__Stated task__
Every entry below must be repeated exactly; skip the pictures.

__Provided material__
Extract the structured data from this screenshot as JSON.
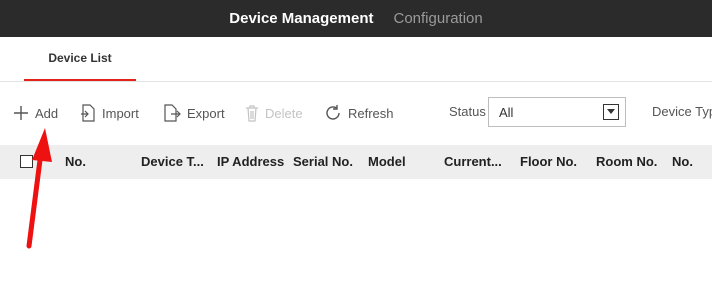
{
  "header": {
    "title": "Device Management",
    "nav_item": "Configuration"
  },
  "tabs": [
    {
      "label": "Device List",
      "active": true
    }
  ],
  "toolbar": {
    "add": "Add",
    "import": "Import",
    "export": "Export",
    "delete": "Delete",
    "refresh": "Refresh"
  },
  "filters": {
    "status_label": "Status",
    "status_value": "All",
    "device_type_label": "Device Typ"
  },
  "table": {
    "columns": [
      "No.",
      "Device T...",
      "IP Address",
      "Serial No.",
      "Model",
      "Current...",
      "Floor No.",
      "Room No.",
      "No."
    ]
  },
  "colors": {
    "topbar": "#2b2b2b",
    "accent": "#e2231a",
    "table_header": "#eeeeee"
  }
}
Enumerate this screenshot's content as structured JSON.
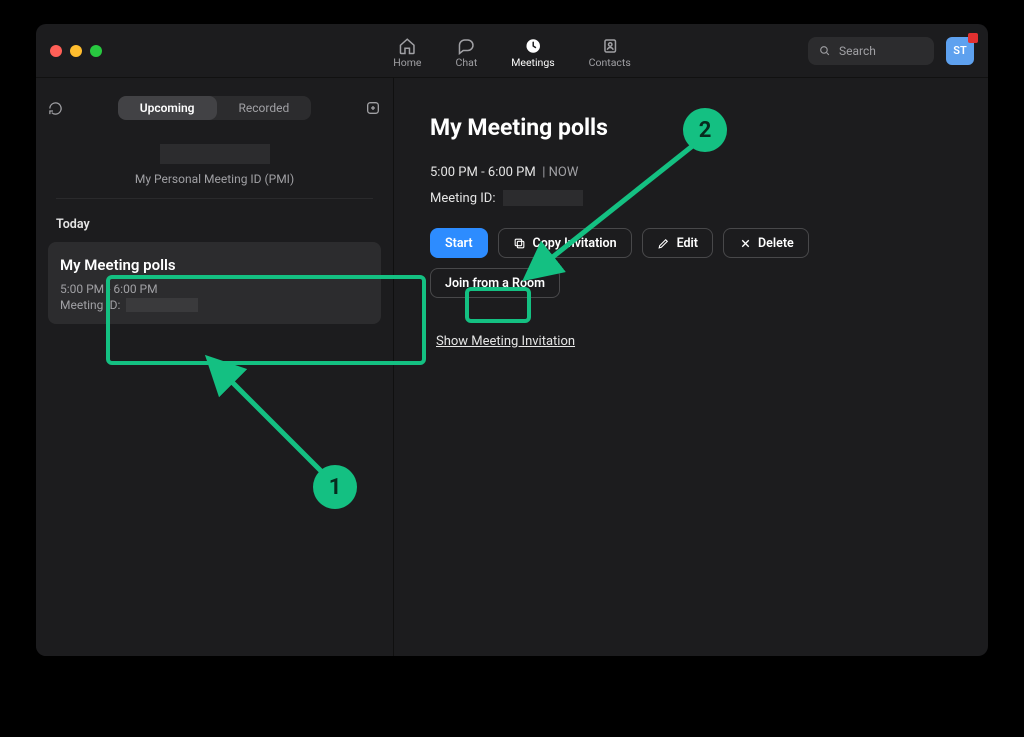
{
  "nav": {
    "home": "Home",
    "chat": "Chat",
    "meetings": "Meetings",
    "contacts": "Contacts",
    "active": "meetings"
  },
  "search": {
    "placeholder": "Search"
  },
  "avatar": {
    "initials": "ST"
  },
  "sidebar": {
    "tabs": {
      "upcoming": "Upcoming",
      "recorded": "Recorded",
      "active": "upcoming"
    },
    "pmi_label": "My Personal Meeting ID (PMI)",
    "today_label": "Today",
    "card": {
      "title": "My Meeting polls",
      "time": "5:00 PM - 6:00 PM",
      "meeting_id_label": "Meeting ID:"
    }
  },
  "main": {
    "title": "My Meeting polls",
    "time": "5:00 PM - 6:00 PM",
    "now_sep": "|",
    "now_label": "NOW",
    "meeting_id_label": "Meeting ID:",
    "buttons": {
      "start": "Start",
      "copy": "Copy Invitation",
      "edit": "Edit",
      "delete": "Delete",
      "join_room": "Join from a Room"
    },
    "show_invitation": "Show Meeting Invitation"
  },
  "annotations": {
    "one": "1",
    "two": "2"
  },
  "colors": {
    "accent": "#2d8cff",
    "green": "#14c082"
  }
}
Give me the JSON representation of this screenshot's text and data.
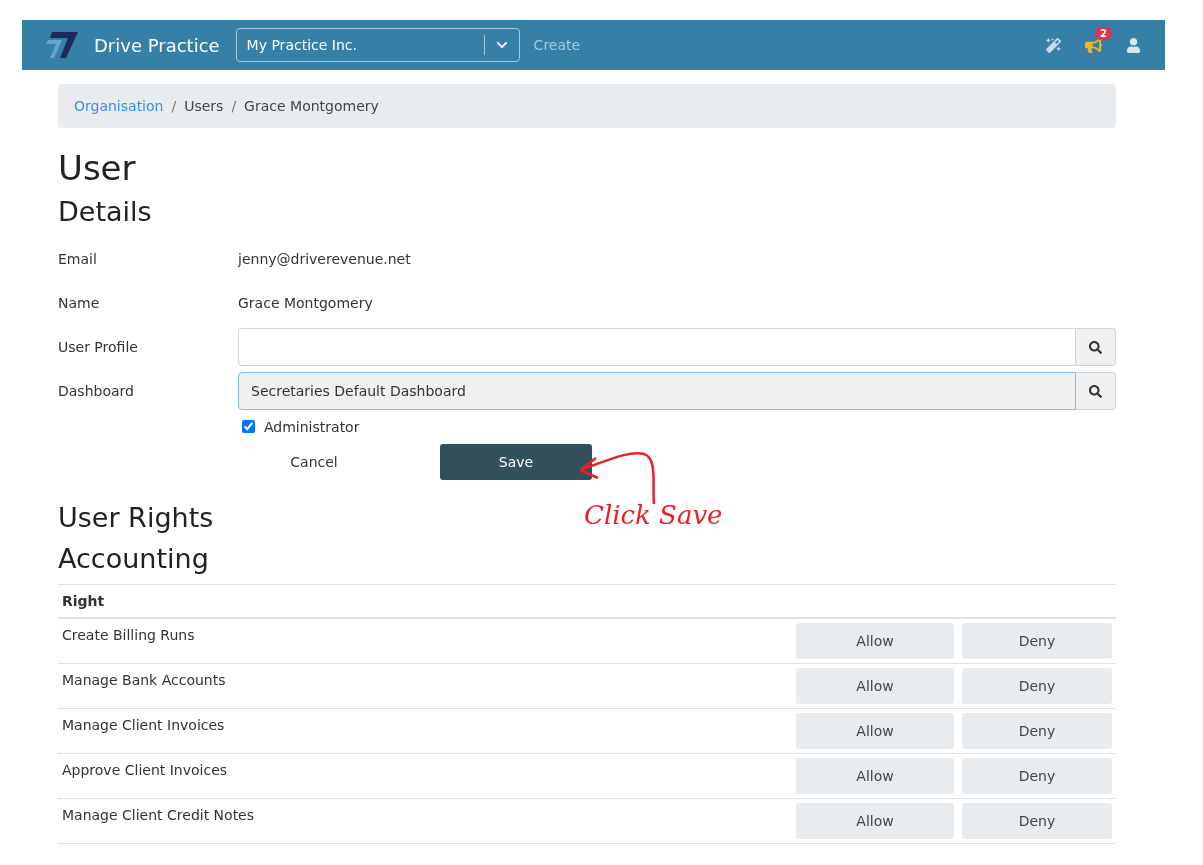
{
  "header": {
    "brand": "Drive Practice",
    "practice_select": {
      "value": "My Practice Inc."
    },
    "create_link": "Create",
    "notification_count": "2"
  },
  "breadcrumb": [
    {
      "label": "Organisation",
      "link": true
    },
    {
      "label": "Users",
      "link": false
    },
    {
      "label": "Grace Montgomery",
      "link": false
    }
  ],
  "breadcrumb_separator": "/",
  "page_title": "User",
  "details": {
    "title": "Details",
    "fields": [
      {
        "kind": "text",
        "label": "Email",
        "value": "jenny@driverevenue.net"
      },
      {
        "kind": "text",
        "label": "Name",
        "value": "Grace Montgomery"
      },
      {
        "kind": "lookup",
        "label": "User Profile",
        "focused": false
      },
      {
        "kind": "lookup",
        "label": "Dashboard",
        "value": "Secretaries Default Dashboard",
        "focused": true
      }
    ],
    "administrator": {
      "label": "Administrator",
      "checked": true
    },
    "cancel": "Cancel",
    "save": "Save"
  },
  "annotation": "Click Save",
  "rights": {
    "title": "User Rights",
    "section": "Accounting",
    "column": "Right",
    "rows": [
      {
        "name": "Create Billing Runs",
        "allow": "Allow",
        "deny": "Deny"
      },
      {
        "name": "Manage Bank Accounts",
        "allow": "Allow",
        "deny": "Deny"
      },
      {
        "name": "Manage Client Invoices",
        "allow": "Allow",
        "deny": "Deny"
      },
      {
        "name": "Approve Client Invoices",
        "allow": "Allow",
        "deny": "Deny"
      },
      {
        "name": "Manage Client Credit Notes",
        "allow": "Allow",
        "deny": "Deny"
      }
    ]
  }
}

__Completed exercise__
Extract the structured data from this screenshot as JSON.
{
  "header": {
    "title": "Device Management",
    "nav_item": "Configuration"
  },
  "tabs": [
    {
      "label": "Device List",
      "active": true
    }
  ],
  "toolbar": {
    "add": "Add",
    "import": "Import",
    "export": "Export",
    "delete": "Delete",
    "refresh": "Refresh"
  },
  "filters": {
    "status_label": "Status",
    "status_value": "All",
    "device_type_label": "Device Typ"
  },
  "table": {
    "columns": [
      "No.",
      "Device T...",
      "IP Address",
      "Serial No.",
      "Model",
      "Current...",
      "Floor No.",
      "Room No.",
      "No."
    ]
  },
  "colors": {
    "topbar": "#2b2b2b",
    "accent": "#e2231a",
    "table_header": "#eeeeee"
  }
}
Enumerate this screenshot's content as structured JSON.
{
  "nav": {
    "home": "Home",
    "chat": "Chat",
    "meetings": "Meetings",
    "contacts": "Contacts",
    "active": "meetings"
  },
  "search": {
    "placeholder": "Search"
  },
  "avatar": {
    "initials": "ST"
  },
  "sidebar": {
    "tabs": {
      "upcoming": "Upcoming",
      "recorded": "Recorded",
      "active": "upcoming"
    },
    "pmi_label": "My Personal Meeting ID (PMI)",
    "today_label": "Today",
    "card": {
      "title": "My Meeting polls",
      "time": "5:00 PM - 6:00 PM",
      "meeting_id_label": "Meeting ID:"
    }
  },
  "main": {
    "title": "My Meeting polls",
    "time": "5:00 PM - 6:00 PM",
    "now_sep": "|",
    "now_label": "NOW",
    "meeting_id_label": "Meeting ID:",
    "buttons": {
      "start": "Start",
      "copy": "Copy Invitation",
      "edit": "Edit",
      "delete": "Delete",
      "join_room": "Join from a Room"
    },
    "show_invitation": "Show Meeting Invitation"
  },
  "annotations": {
    "one": "1",
    "two": "2"
  },
  "colors": {
    "accent": "#2d8cff",
    "green": "#14c082"
  }
}
Give me the JSON representation of this screenshot's text and data.
{
  "header": {
    "brand": "Drive Practice",
    "practice_select": {
      "value": "My Practice Inc."
    },
    "create_link": "Create",
    "notification_count": "2"
  },
  "breadcrumb": [
    {
      "label": "Organisation",
      "link": true
    },
    {
      "label": "Users",
      "link": false
    },
    {
      "label": "Grace Montgomery",
      "link": false
    }
  ],
  "breadcrumb_separator": "/",
  "page_title": "User",
  "details": {
    "title": "Details",
    "fields": [
      {
        "kind": "text",
        "label": "Email",
        "value": "jenny@driverevenue.net"
      },
      {
        "kind": "text",
        "label": "Name",
        "value": "Grace Montgomery"
      },
      {
        "kind": "lookup",
        "label": "User Profile",
        "focused": false
      },
      {
        "kind": "lookup",
        "label": "Dashboard",
        "value": "Secretaries Default Dashboard",
        "focused": true
      }
    ],
    "administrator": {
      "label": "Administrator",
      "checked": true
    },
    "cancel": "Cancel",
    "save": "Save"
  },
  "annotation": "Click Save",
  "rights": {
    "title": "User Rights",
    "section": "Accounting",
    "column": "Right",
    "rows": [
      {
        "name": "Create Billing Runs",
        "allow": "Allow",
        "deny": "Deny"
      },
      {
        "name": "Manage Bank Accounts",
        "allow": "Allow",
        "deny": "Deny"
      },
      {
        "name": "Manage Client Invoices",
        "allow": "Allow",
        "deny": "Deny"
      },
      {
        "name": "Approve Client Invoices",
        "allow": "Allow",
        "deny": "Deny"
      },
      {
        "name": "Manage Client Credit Notes",
        "allow": "Allow",
        "deny": "Deny"
      }
    ]
  }
}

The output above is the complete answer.